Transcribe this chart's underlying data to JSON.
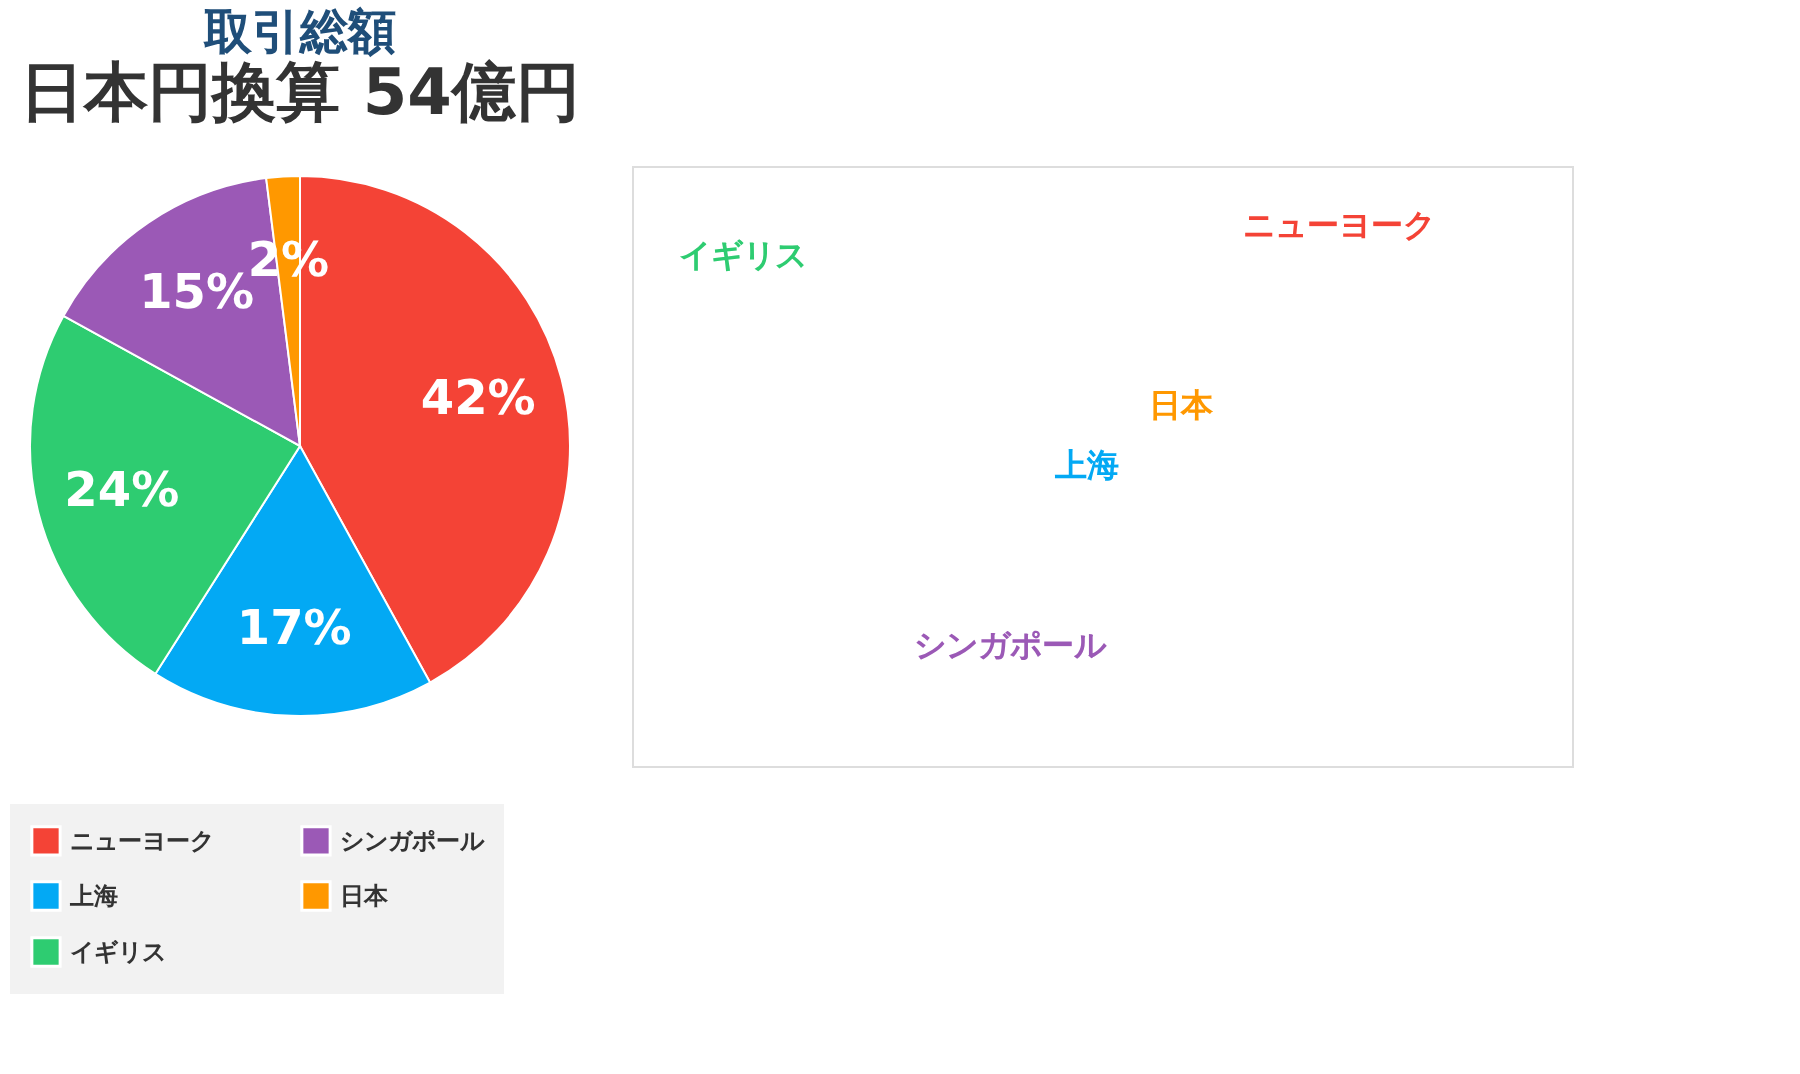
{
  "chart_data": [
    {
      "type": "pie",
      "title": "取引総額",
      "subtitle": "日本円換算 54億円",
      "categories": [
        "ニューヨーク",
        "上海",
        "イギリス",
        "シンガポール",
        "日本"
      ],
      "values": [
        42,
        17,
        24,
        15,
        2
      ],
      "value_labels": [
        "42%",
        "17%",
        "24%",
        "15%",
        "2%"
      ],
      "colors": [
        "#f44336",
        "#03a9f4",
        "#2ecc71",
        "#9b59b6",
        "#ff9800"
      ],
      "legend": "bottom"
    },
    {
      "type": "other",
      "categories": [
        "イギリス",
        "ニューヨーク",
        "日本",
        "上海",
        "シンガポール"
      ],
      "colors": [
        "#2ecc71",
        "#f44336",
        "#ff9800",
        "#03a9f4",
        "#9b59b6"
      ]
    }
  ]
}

==================================================

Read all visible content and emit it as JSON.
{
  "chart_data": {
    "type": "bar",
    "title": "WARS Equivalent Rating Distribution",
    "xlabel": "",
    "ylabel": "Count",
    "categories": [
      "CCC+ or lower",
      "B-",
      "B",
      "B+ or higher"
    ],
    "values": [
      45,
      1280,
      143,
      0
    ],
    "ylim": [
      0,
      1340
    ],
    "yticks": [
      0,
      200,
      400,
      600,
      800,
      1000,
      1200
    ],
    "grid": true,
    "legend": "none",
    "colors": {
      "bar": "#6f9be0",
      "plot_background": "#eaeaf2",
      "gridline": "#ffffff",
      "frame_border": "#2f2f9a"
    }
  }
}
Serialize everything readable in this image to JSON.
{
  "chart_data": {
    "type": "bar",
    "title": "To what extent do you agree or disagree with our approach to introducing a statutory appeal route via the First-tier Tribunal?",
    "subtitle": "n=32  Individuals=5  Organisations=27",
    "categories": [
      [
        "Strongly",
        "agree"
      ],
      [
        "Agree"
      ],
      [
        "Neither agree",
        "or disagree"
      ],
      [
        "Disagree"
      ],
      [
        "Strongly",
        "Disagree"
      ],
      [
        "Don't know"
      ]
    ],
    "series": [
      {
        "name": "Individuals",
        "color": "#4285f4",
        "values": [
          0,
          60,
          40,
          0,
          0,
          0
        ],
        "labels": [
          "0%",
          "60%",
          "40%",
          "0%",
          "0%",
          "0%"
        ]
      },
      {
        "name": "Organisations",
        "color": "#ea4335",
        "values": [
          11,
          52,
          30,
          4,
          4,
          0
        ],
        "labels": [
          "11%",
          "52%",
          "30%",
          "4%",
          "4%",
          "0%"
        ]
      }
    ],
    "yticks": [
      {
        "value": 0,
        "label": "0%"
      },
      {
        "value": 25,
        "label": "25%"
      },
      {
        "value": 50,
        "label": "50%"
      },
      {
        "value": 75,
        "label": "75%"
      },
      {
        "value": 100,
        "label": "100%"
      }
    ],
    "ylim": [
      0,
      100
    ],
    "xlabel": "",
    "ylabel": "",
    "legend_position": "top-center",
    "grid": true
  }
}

==================================================

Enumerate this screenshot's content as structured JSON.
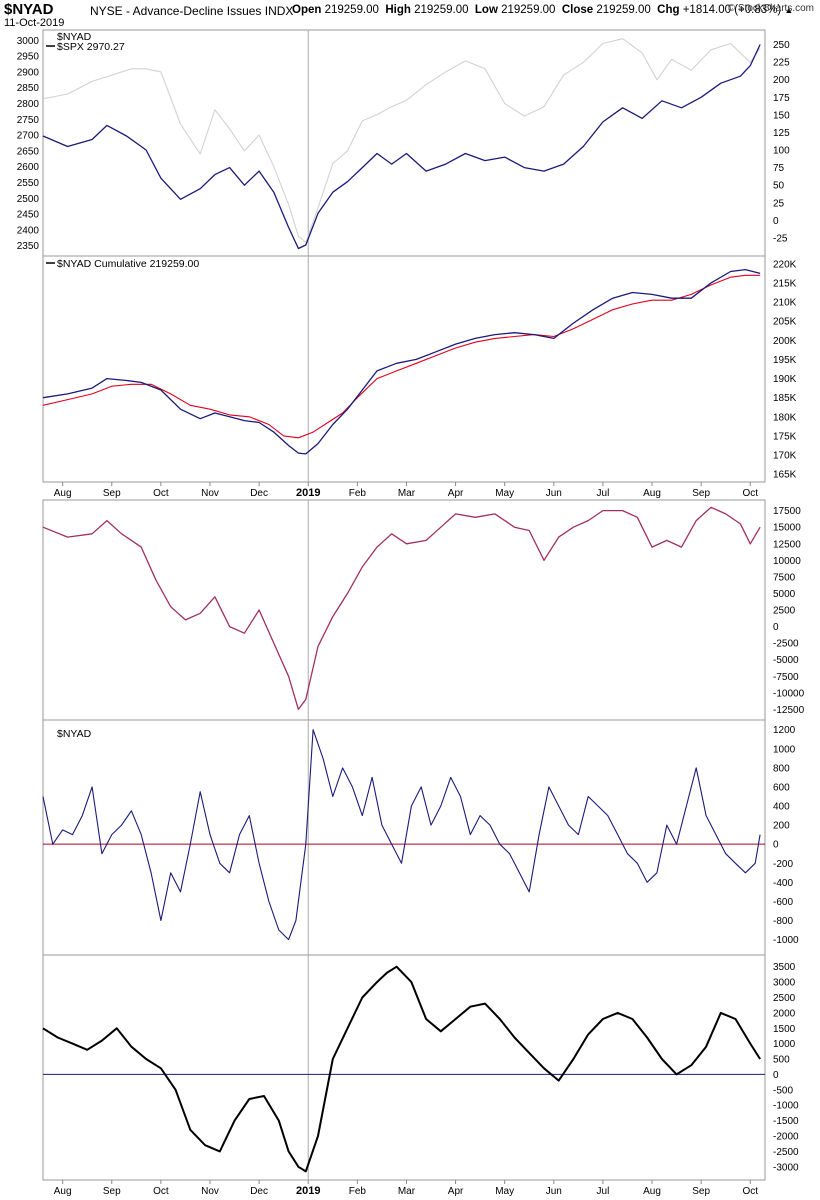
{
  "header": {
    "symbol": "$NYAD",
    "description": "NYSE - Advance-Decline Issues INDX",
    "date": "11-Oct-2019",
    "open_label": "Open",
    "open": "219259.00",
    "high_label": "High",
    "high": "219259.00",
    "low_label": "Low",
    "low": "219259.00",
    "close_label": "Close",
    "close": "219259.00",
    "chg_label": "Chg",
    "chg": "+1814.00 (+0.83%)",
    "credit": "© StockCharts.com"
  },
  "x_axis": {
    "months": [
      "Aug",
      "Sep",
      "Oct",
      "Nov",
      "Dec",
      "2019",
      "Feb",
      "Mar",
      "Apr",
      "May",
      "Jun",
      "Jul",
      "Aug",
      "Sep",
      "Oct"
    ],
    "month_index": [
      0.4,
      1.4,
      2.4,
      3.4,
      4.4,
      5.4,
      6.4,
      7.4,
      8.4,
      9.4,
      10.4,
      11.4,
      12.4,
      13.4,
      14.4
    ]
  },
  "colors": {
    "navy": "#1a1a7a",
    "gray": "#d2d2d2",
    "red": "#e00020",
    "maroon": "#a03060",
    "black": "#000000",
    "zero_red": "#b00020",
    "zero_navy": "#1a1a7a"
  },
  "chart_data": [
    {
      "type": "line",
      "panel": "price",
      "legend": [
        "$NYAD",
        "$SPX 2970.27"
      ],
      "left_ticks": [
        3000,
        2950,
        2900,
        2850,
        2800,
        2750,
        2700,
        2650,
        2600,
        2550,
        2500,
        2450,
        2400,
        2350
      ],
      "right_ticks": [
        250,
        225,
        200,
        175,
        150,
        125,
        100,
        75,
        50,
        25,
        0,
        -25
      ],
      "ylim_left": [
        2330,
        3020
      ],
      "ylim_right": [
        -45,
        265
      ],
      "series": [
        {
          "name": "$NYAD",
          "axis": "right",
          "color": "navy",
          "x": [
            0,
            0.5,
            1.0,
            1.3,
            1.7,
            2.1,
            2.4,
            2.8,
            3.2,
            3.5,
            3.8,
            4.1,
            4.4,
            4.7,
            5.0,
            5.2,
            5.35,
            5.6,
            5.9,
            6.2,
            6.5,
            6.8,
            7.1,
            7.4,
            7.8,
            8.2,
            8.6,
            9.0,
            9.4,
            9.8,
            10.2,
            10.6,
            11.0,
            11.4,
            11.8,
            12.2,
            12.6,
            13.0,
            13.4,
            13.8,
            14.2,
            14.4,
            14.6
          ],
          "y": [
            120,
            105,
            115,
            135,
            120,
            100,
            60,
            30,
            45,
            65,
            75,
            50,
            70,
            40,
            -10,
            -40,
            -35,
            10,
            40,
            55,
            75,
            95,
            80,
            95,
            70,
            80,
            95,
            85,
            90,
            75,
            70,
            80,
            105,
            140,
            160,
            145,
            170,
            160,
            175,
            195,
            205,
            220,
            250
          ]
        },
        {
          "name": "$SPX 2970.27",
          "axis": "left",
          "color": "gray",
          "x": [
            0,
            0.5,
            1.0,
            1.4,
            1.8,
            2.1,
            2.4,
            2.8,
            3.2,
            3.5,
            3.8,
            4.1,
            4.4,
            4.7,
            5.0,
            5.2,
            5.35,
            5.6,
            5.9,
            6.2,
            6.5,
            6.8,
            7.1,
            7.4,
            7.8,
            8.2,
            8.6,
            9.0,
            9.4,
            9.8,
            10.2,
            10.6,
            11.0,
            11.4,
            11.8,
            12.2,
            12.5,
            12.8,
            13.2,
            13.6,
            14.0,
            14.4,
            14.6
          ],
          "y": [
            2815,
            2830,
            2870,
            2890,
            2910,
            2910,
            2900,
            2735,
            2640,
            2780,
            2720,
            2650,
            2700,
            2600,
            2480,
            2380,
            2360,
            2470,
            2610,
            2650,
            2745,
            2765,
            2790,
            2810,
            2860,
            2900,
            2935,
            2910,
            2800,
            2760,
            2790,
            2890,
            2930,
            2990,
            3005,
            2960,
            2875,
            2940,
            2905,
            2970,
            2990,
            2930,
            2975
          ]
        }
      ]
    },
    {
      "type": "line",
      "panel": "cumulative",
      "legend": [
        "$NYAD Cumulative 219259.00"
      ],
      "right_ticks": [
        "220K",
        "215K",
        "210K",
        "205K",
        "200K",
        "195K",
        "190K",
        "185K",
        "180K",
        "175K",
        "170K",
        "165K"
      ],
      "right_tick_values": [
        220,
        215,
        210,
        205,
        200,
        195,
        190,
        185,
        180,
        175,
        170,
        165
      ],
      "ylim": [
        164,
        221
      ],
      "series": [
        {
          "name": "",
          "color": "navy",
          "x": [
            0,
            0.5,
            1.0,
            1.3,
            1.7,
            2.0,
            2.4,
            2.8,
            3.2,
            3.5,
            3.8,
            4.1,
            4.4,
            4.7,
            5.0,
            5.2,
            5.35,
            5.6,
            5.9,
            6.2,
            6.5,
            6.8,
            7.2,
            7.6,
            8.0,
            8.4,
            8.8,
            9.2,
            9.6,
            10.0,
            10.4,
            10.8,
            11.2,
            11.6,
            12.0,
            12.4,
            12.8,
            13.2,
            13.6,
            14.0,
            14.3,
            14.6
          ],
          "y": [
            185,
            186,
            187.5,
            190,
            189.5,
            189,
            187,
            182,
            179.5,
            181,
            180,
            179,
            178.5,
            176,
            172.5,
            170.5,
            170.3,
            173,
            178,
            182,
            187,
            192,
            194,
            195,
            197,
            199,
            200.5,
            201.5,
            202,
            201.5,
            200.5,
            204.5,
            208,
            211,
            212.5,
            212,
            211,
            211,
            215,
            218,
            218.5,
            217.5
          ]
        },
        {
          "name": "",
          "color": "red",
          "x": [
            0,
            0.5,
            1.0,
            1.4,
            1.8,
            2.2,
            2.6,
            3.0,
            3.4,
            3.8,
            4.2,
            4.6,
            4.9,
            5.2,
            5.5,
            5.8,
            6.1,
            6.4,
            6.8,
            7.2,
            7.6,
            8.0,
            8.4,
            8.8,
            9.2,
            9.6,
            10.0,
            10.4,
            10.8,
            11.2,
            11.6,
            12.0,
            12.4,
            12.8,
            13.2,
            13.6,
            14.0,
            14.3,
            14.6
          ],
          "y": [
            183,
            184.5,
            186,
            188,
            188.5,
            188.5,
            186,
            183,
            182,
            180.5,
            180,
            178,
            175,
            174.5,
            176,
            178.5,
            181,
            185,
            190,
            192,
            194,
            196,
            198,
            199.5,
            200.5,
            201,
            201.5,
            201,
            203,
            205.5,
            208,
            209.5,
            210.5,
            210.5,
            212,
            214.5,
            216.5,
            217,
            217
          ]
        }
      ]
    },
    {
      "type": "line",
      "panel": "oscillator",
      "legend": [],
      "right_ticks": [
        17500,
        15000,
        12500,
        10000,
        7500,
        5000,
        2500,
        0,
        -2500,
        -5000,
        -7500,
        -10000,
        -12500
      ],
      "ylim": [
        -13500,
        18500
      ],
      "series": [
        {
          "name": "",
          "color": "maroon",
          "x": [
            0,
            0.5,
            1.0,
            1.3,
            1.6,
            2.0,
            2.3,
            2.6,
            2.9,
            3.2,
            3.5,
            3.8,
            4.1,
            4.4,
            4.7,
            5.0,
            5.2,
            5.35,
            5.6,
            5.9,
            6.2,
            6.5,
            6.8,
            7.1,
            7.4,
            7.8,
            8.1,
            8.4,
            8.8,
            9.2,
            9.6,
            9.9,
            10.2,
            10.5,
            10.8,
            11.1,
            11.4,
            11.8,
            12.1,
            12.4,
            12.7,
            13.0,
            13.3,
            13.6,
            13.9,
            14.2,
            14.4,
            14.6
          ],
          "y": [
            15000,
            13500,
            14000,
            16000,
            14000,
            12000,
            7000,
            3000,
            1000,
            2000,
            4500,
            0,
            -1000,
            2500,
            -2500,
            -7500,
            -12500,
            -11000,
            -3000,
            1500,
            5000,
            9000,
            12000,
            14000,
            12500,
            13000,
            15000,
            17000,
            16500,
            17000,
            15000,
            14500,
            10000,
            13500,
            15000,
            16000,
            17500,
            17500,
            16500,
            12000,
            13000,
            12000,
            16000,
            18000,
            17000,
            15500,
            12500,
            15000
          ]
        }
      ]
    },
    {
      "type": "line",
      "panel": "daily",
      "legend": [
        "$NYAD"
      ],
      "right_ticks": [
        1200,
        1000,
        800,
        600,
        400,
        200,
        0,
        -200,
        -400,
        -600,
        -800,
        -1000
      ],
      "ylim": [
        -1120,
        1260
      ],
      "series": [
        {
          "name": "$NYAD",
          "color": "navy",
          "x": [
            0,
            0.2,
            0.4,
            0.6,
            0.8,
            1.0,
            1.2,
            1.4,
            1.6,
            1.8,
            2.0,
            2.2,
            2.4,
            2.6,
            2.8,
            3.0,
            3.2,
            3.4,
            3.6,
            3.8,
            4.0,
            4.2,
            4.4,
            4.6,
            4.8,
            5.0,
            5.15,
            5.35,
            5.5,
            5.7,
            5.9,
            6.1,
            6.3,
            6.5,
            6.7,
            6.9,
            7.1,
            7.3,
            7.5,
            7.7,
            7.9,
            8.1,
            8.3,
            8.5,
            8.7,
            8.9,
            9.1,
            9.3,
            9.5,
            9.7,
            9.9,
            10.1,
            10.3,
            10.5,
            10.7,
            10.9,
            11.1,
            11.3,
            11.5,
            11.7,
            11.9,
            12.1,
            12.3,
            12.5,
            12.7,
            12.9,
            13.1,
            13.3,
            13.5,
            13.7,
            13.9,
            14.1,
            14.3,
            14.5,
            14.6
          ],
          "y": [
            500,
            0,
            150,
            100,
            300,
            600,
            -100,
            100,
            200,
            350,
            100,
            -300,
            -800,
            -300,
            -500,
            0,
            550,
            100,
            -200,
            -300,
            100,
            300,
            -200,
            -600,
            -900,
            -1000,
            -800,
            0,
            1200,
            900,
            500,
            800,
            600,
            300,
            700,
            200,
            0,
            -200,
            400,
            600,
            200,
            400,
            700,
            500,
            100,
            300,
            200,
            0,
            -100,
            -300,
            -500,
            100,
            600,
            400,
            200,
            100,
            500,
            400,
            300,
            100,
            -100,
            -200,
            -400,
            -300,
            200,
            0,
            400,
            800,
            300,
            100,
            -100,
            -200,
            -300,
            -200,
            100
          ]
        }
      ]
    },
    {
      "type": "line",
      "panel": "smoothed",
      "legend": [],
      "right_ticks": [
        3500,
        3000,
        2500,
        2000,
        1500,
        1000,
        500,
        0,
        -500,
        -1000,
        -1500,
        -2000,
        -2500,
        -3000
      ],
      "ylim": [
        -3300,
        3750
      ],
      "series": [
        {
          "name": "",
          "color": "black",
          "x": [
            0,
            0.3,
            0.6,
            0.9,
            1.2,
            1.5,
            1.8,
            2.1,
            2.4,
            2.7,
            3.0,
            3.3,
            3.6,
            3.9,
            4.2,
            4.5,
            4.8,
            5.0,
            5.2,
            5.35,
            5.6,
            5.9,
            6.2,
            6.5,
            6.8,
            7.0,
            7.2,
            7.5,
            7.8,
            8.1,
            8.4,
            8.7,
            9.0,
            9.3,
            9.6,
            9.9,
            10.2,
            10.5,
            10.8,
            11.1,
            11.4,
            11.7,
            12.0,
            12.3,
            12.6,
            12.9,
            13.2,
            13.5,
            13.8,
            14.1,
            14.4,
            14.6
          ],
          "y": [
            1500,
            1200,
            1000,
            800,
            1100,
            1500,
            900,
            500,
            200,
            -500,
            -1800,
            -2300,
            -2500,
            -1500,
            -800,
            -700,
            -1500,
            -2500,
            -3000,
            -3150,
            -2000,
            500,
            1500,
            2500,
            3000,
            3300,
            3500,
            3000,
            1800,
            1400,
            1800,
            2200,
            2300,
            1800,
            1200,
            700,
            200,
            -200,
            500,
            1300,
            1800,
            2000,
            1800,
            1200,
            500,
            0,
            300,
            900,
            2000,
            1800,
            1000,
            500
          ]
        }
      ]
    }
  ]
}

==================================================

> _CHALLENGE_: From the entries, report each line that includes the word "content".

> _RESULT OF THE TASK_:
Read all visible content and emit it as JSON.
Enumerate this screenshot's content as structured JSON.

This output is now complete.